⟨

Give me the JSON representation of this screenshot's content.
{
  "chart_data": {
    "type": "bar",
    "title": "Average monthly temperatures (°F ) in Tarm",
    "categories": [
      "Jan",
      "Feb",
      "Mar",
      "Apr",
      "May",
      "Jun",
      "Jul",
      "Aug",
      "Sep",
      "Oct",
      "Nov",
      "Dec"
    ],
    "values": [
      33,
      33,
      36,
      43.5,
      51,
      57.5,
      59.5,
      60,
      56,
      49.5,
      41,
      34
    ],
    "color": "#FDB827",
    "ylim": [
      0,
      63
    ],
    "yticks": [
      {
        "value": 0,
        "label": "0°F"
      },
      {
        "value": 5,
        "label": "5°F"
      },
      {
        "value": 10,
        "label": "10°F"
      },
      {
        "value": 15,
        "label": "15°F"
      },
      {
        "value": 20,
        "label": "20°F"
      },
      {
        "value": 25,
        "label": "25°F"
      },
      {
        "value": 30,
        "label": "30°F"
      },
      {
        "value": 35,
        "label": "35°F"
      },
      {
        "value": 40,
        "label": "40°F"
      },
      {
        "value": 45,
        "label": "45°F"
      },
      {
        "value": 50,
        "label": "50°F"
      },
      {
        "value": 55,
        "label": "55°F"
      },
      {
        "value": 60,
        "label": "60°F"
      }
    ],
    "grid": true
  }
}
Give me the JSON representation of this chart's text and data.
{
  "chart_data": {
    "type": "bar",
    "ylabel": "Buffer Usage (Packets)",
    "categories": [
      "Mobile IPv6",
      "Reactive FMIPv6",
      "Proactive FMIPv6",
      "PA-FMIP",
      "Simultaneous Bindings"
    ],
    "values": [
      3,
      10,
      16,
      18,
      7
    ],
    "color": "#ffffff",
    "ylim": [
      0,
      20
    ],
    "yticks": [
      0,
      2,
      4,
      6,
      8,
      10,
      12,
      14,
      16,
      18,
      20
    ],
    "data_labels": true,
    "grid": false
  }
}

⟩

_Exercise_: Go through the listing above and pull out each line containing the word "this".

_Written response_:
Give me the JSON representation of this screenshot's content.
Give me the JSON representation of this chart's text and data.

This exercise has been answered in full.